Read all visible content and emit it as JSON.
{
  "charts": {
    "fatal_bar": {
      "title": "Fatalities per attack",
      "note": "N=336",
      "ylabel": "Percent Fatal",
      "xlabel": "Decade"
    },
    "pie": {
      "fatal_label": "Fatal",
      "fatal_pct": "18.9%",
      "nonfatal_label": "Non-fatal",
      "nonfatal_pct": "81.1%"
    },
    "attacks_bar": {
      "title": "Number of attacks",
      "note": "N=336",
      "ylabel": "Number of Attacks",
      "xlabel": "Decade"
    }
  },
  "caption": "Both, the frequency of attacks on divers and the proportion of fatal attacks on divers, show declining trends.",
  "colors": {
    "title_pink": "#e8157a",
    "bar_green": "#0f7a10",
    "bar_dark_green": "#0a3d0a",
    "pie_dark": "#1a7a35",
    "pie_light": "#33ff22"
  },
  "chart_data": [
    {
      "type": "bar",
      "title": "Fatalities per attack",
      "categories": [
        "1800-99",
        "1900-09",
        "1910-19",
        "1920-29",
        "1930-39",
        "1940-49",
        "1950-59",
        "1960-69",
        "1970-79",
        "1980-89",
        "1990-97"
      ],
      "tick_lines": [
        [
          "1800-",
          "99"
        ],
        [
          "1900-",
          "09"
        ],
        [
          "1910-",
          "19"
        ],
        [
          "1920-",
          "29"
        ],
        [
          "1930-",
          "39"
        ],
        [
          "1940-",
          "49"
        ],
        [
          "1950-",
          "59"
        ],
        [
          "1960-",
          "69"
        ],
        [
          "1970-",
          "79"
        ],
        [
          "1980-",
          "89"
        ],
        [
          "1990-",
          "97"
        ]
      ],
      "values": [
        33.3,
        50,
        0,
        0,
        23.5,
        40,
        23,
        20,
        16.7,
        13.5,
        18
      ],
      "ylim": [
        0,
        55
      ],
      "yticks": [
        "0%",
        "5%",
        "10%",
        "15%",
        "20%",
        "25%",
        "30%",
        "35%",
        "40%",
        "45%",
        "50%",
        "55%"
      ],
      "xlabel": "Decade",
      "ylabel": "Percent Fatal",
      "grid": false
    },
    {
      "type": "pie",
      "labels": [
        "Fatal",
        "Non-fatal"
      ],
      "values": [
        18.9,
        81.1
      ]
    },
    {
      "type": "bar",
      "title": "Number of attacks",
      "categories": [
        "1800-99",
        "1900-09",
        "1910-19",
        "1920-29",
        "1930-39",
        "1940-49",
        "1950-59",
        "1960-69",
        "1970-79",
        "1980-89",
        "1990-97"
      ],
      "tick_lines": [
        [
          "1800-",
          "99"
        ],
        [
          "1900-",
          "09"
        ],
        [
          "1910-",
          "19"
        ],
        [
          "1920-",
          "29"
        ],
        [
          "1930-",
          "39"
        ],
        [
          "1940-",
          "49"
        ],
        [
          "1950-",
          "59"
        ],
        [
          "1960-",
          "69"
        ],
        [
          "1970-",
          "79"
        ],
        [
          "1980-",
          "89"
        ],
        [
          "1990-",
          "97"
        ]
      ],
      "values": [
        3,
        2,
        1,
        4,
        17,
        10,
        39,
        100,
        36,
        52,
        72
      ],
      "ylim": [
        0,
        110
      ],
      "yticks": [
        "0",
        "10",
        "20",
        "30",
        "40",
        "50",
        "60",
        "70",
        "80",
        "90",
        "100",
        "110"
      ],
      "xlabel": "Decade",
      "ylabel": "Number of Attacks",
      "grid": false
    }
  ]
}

• Stated task
Transcribe the material above word for word.

• Answer to this task
Read all visible content and emit it as JSON.
{
  "charts": {
    "fatal_bar": {
      "title": "Fatalities per attack",
      "note": "N=336",
      "ylabel": "Percent Fatal",
      "xlabel": "Decade"
    },
    "pie": {
      "fatal_label": "Fatal",
      "fatal_pct": "18.9%",
      "nonfatal_label": "Non-fatal",
      "nonfatal_pct": "81.1%"
    },
    "attacks_bar": {
      "title": "Number of attacks",
      "note": "N=336",
      "ylabel": "Number of Attacks",
      "xlabel": "Decade"
    }
  },
  "caption": "Both, the frequency of attacks on divers and the proportion of fatal attacks on divers, show declining trends.",
  "colors": {
    "title_pink": "#e8157a",
    "bar_green": "#0f7a10",
    "bar_dark_green": "#0a3d0a",
    "pie_dark": "#1a7a35",
    "pie_light": "#33ff22"
  },
  "chart_data": [
    {
      "type": "bar",
      "title": "Fatalities per attack",
      "categories": [
        "1800-99",
        "1900-09",
        "1910-19",
        "1920-29",
        "1930-39",
        "1940-49",
        "1950-59",
        "1960-69",
        "1970-79",
        "1980-89",
        "1990-97"
      ],
      "tick_lines": [
        [
          "1800-",
          "99"
        ],
        [
          "1900-",
          "09"
        ],
        [
          "1910-",
          "19"
        ],
        [
          "1920-",
          "29"
        ],
        [
          "1930-",
          "39"
        ],
        [
          "1940-",
          "49"
        ],
        [
          "1950-",
          "59"
        ],
        [
          "1960-",
          "69"
        ],
        [
          "1970-",
          "79"
        ],
        [
          "1980-",
          "89"
        ],
        [
          "1990-",
          "97"
        ]
      ],
      "values": [
        33.3,
        50,
        0,
        0,
        23.5,
        40,
        23,
        20,
        16.7,
        13.5,
        18
      ],
      "ylim": [
        0,
        55
      ],
      "yticks": [
        "0%",
        "5%",
        "10%",
        "15%",
        "20%",
        "25%",
        "30%",
        "35%",
        "40%",
        "45%",
        "50%",
        "55%"
      ],
      "xlabel": "Decade",
      "ylabel": "Percent Fatal",
      "grid": false
    },
    {
      "type": "pie",
      "labels": [
        "Fatal",
        "Non-fatal"
      ],
      "values": [
        18.9,
        81.1
      ]
    },
    {
      "type": "bar",
      "title": "Number of attacks",
      "categories": [
        "1800-99",
        "1900-09",
        "1910-19",
        "1920-29",
        "1930-39",
        "1940-49",
        "1950-59",
        "1960-69",
        "1970-79",
        "1980-89",
        "1990-97"
      ],
      "tick_lines": [
        [
          "1800-",
          "99"
        ],
        [
          "1900-",
          "09"
        ],
        [
          "1910-",
          "19"
        ],
        [
          "1920-",
          "29"
        ],
        [
          "1930-",
          "39"
        ],
        [
          "1940-",
          "49"
        ],
        [
          "1950-",
          "59"
        ],
        [
          "1960-",
          "69"
        ],
        [
          "1970-",
          "79"
        ],
        [
          "1980-",
          "89"
        ],
        [
          "1990-",
          "97"
        ]
      ],
      "values": [
        3,
        2,
        1,
        4,
        17,
        10,
        39,
        100,
        36,
        52,
        72
      ],
      "ylim": [
        0,
        110
      ],
      "yticks": [
        "0",
        "10",
        "20",
        "30",
        "40",
        "50",
        "60",
        "70",
        "80",
        "90",
        "100",
        "110"
      ],
      "xlabel": "Decade",
      "ylabel": "Number of Attacks",
      "grid": false
    }
  ]
}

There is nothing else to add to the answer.